What is the number of lines containing "государственным"? Give only that number.
** start DATA SUPPLIED **
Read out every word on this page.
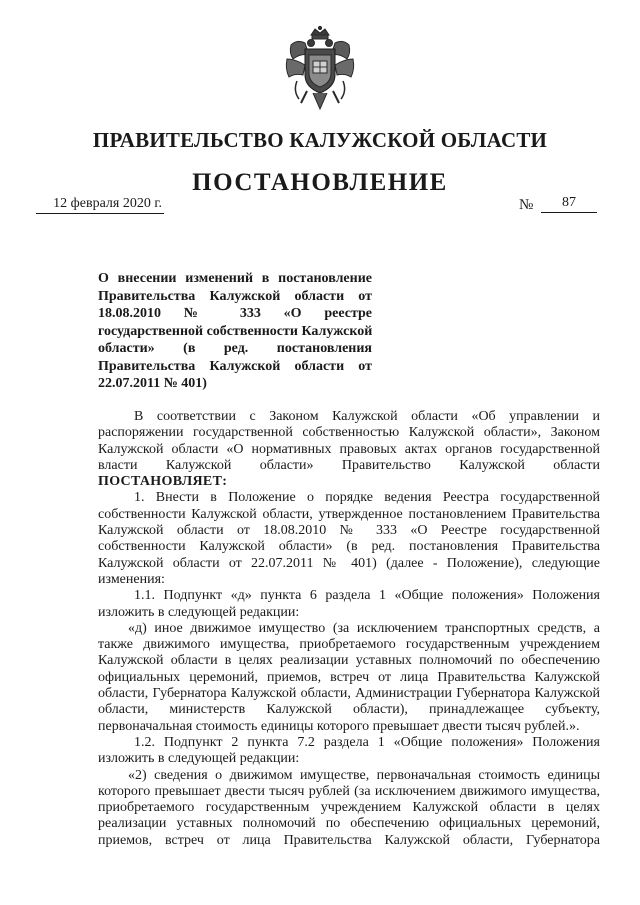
ПРАВИТЕЛЬСТВО КАЛУЖСКОЙ ОБЛАСТИ
ПОСТАНОВЛЕНИЕ
12 февраля 2020 г.	№	87
О внесении изменений в постановление
Правительства Калужской области от
18.08.2010 № 333 «О реестре
государственной собственности Калужской
области» (в ред. постановления
Правительства Калужской области от
22.07.2011 № 401)
В соответствии с Законом Калужской области «Об управлении и
распоряжении государственной собственностью Калужской области», Законом
Калужской области «О нормативных правовых актах органов государственной
власти Калужской области» Правительство Калужской области
ПОСТАНОВЛЯЕТ:
1. Внести в Положение о порядке ведения Реестра государственной
собственности Калужской области, утвержденное постановлением Правительства
Калужской области от 18.08.2010 № 333 «О Реестре государственной
собственности Калужской области» (в ред. постановления Правительства
Калужской области от 22.07.2011 № 401) (далее - Положение), следующие
изменения:
1.1. Подпункт «д» пункта 6 раздела 1 «Общие положения» Положения
изложить в следующей редакции:
«д) иное движимое имущество (за исключением транспортных средств, а
также движимого имущества, приобретаемого государственным учреждением
Калужской области в целях реализации уставных полномочий по обеспечению
официальных церемоний, приемов, встреч от лица Правительства Калужской
области, Губернатора Калужской области, Администрации Губернатора Калужской
области, министерств Калужской области), принадлежащее субъекту,
первоначальная стоимость единицы которого превышает двести тысяч рублей.».
1.2. Подпункт 2 пункта 7.2 раздела 1 «Общие положения» Положения
изложить в следующей редакции:
«2) сведения о движимом имуществе, первоначальная стоимость единицы
которого превышает двести тысяч рублей (за исключением движимого имущества,
приобретаемого государственным учреждением Калужской области в целях
реализации уставных полномочий по обеспечению официальных церемоний,
приемов, встреч от лица Правительства Калужской области, Губернатора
** end DATA SUPPLIED **
RESPONSE FOR THIS EXERCISE –
2